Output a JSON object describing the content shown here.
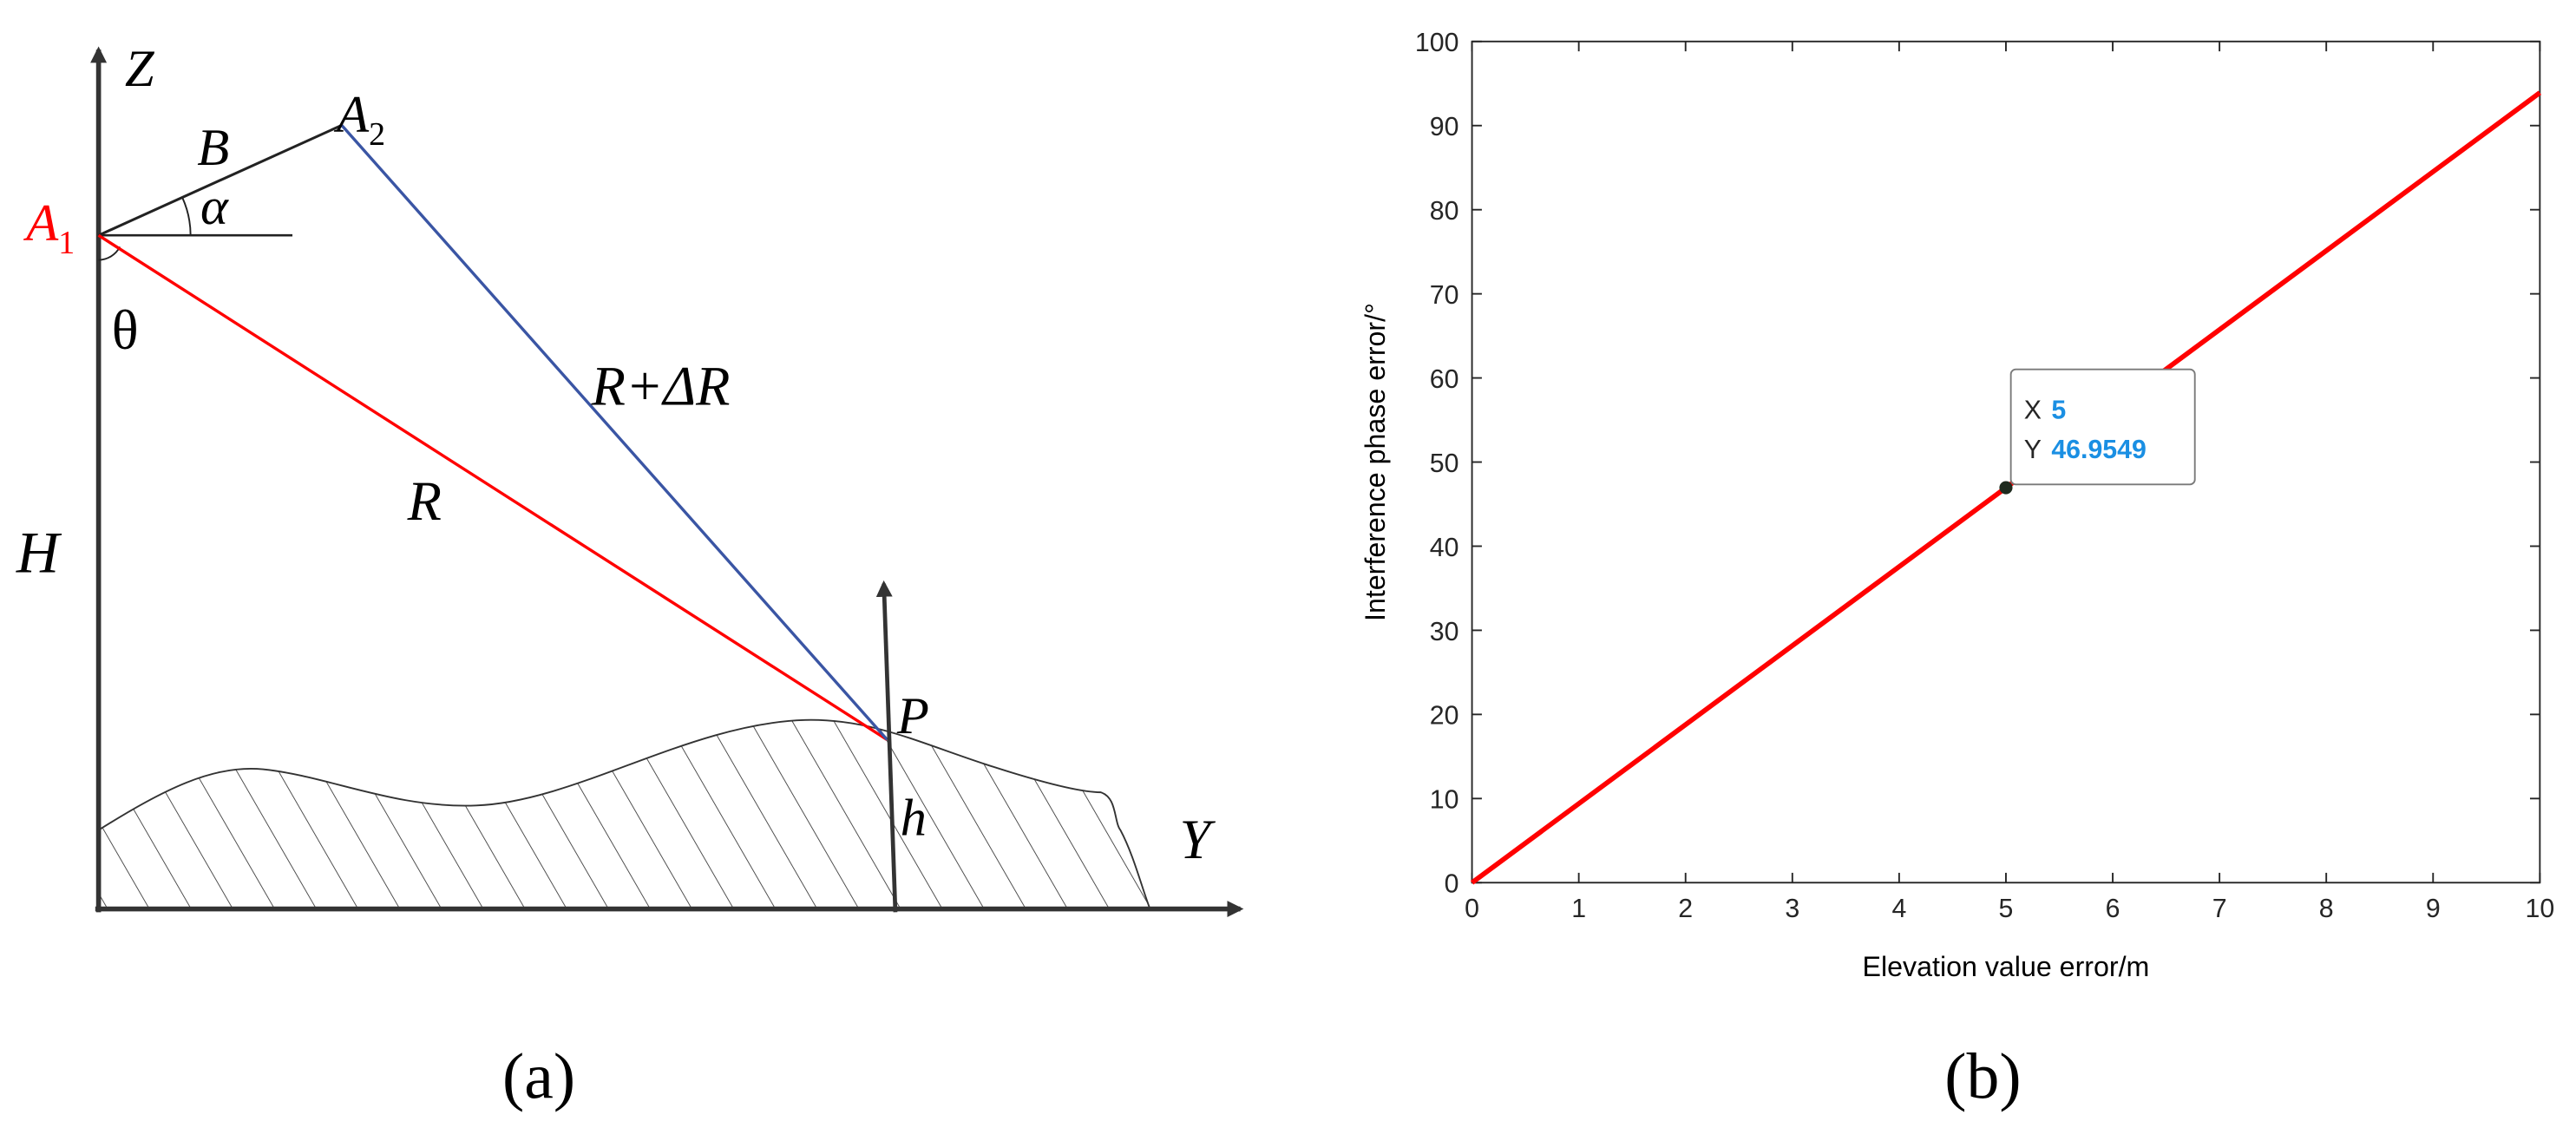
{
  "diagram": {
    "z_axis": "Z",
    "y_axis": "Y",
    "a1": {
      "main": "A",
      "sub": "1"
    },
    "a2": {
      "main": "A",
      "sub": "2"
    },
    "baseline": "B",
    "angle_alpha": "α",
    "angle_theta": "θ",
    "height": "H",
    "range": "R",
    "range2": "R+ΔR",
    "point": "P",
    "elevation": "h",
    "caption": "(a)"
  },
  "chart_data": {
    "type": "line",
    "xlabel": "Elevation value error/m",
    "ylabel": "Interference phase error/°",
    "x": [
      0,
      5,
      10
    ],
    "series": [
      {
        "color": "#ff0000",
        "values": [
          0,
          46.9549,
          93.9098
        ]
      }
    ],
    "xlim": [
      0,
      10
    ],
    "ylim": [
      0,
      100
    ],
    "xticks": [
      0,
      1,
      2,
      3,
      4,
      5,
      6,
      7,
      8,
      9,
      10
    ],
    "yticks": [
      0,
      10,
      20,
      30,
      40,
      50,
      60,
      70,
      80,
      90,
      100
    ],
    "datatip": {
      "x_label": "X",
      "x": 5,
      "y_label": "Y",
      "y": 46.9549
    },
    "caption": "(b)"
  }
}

——————

To be done: Each entry must be retyped word for word, with every image omitted.

Complete answer:
Output a JSON object describing the content shown here.
{
  "diagram": {
    "z_axis": "Z",
    "y_axis": "Y",
    "a1": {
      "main": "A",
      "sub": "1"
    },
    "a2": {
      "main": "A",
      "sub": "2"
    },
    "baseline": "B",
    "angle_alpha": "α",
    "angle_theta": "θ",
    "height": "H",
    "range": "R",
    "range2": "R+ΔR",
    "point": "P",
    "elevation": "h",
    "caption": "(a)"
  },
  "chart_data": {
    "type": "line",
    "xlabel": "Elevation value error/m",
    "ylabel": "Interference phase error/°",
    "x": [
      0,
      5,
      10
    ],
    "series": [
      {
        "color": "#ff0000",
        "values": [
          0,
          46.9549,
          93.9098
        ]
      }
    ],
    "xlim": [
      0,
      10
    ],
    "ylim": [
      0,
      100
    ],
    "xticks": [
      0,
      1,
      2,
      3,
      4,
      5,
      6,
      7,
      8,
      9,
      10
    ],
    "yticks": [
      0,
      10,
      20,
      30,
      40,
      50,
      60,
      70,
      80,
      90,
      100
    ],
    "datatip": {
      "x_label": "X",
      "x": 5,
      "y_label": "Y",
      "y": 46.9549
    },
    "caption": "(b)"
  }
}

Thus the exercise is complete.